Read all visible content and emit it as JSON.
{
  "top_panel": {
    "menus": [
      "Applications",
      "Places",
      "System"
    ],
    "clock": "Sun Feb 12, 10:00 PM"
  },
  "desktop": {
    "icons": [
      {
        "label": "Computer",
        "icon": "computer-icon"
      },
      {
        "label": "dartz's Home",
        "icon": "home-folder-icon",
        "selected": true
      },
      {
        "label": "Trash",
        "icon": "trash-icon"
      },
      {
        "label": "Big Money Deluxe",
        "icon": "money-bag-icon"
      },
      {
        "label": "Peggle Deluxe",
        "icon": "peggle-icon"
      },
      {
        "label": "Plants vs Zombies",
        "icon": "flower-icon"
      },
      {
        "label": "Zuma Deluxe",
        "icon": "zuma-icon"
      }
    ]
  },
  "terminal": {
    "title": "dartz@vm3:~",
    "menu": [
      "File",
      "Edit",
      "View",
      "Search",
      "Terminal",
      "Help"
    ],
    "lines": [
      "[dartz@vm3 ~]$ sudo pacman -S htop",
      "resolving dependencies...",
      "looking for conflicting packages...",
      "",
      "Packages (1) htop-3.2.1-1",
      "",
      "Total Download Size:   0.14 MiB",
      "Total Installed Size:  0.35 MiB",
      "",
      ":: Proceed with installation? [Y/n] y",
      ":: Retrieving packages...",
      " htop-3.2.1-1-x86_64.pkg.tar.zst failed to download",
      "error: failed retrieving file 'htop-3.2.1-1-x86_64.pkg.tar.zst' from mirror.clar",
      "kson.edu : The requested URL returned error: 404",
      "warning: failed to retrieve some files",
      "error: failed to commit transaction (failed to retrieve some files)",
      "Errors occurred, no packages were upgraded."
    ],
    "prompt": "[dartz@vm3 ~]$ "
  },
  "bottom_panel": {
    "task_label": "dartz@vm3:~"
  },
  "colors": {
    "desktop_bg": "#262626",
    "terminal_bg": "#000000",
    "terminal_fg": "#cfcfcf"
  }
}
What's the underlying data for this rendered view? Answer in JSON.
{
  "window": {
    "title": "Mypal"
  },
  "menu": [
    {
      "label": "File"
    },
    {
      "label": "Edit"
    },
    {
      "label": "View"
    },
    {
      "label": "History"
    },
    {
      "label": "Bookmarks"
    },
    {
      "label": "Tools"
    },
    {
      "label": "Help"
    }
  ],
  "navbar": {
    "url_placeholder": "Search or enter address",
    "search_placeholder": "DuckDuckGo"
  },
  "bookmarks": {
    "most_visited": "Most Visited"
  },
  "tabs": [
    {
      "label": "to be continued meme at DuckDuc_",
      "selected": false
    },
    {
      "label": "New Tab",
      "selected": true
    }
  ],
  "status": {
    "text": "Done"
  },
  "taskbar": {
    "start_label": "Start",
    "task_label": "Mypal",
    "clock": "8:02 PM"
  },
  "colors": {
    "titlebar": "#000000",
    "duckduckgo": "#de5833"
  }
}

-*-

__What is needed__: Filter the entries and copy out every line with the word "htop".

__Task solution__:
      "[dartz@vm3 ~]$ sudo pacman -S htop",
      "Packages (1) htop-3.2.1-1",
      " htop-3.2.1-1-x86_64.pkg.tar.zst failed to download",
      "error: failed retrieving file 'htop-3.2.1-1-x86_64.pkg.tar.zst' from mirror.clar",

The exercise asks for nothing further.